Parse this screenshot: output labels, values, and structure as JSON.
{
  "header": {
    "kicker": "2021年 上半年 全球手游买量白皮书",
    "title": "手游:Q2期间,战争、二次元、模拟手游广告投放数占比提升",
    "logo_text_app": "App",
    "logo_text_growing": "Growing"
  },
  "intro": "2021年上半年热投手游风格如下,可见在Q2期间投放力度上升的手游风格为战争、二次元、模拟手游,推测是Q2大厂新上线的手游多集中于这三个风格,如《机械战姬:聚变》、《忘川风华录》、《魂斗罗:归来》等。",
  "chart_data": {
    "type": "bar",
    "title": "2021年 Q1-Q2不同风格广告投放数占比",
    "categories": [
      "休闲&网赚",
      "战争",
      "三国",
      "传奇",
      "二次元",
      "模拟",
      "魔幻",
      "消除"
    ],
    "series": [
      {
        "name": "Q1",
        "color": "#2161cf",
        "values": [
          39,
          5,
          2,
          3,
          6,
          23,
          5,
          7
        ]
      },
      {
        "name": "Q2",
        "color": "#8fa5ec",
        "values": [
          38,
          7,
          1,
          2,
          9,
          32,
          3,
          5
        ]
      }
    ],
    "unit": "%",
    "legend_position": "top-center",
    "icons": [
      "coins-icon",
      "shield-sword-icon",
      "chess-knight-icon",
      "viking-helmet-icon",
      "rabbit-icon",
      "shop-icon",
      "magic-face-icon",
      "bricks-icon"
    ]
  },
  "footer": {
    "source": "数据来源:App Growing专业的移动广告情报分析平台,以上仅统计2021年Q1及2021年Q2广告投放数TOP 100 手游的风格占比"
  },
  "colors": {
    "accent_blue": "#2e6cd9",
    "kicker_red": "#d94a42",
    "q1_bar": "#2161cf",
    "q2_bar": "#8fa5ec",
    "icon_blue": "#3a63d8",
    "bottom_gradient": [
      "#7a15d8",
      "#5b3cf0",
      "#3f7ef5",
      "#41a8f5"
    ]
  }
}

--

All of the data above should be transcribed exactly.

Task answer:
Parse this screenshot: output labels, values, and structure as JSON.
{
  "header": {
    "kicker": "2021年 上半年 全球手游买量白皮书",
    "title": "手游:Q2期间,战争、二次元、模拟手游广告投放数占比提升",
    "logo_text_app": "App",
    "logo_text_growing": "Growing"
  },
  "intro": "2021年上半年热投手游风格如下,可见在Q2期间投放力度上升的手游风格为战争、二次元、模拟手游,推测是Q2大厂新上线的手游多集中于这三个风格,如《机械战姬:聚变》、《忘川风华录》、《魂斗罗:归来》等。",
  "chart_data": {
    "type": "bar",
    "title": "2021年 Q1-Q2不同风格广告投放数占比",
    "categories": [
      "休闲&网赚",
      "战争",
      "三国",
      "传奇",
      "二次元",
      "模拟",
      "魔幻",
      "消除"
    ],
    "series": [
      {
        "name": "Q1",
        "color": "#2161cf",
        "values": [
          39,
          5,
          2,
          3,
          6,
          23,
          5,
          7
        ]
      },
      {
        "name": "Q2",
        "color": "#8fa5ec",
        "values": [
          38,
          7,
          1,
          2,
          9,
          32,
          3,
          5
        ]
      }
    ],
    "unit": "%",
    "legend_position": "top-center",
    "icons": [
      "coins-icon",
      "shield-sword-icon",
      "chess-knight-icon",
      "viking-helmet-icon",
      "rabbit-icon",
      "shop-icon",
      "magic-face-icon",
      "bricks-icon"
    ]
  },
  "footer": {
    "source": "数据来源:App Growing专业的移动广告情报分析平台,以上仅统计2021年Q1及2021年Q2广告投放数TOP 100 手游的风格占比"
  },
  "colors": {
    "accent_blue": "#2e6cd9",
    "kicker_red": "#d94a42",
    "q1_bar": "#2161cf",
    "q2_bar": "#8fa5ec",
    "icon_blue": "#3a63d8",
    "bottom_gradient": [
      "#7a15d8",
      "#5b3cf0",
      "#3f7ef5",
      "#41a8f5"
    ]
  }
}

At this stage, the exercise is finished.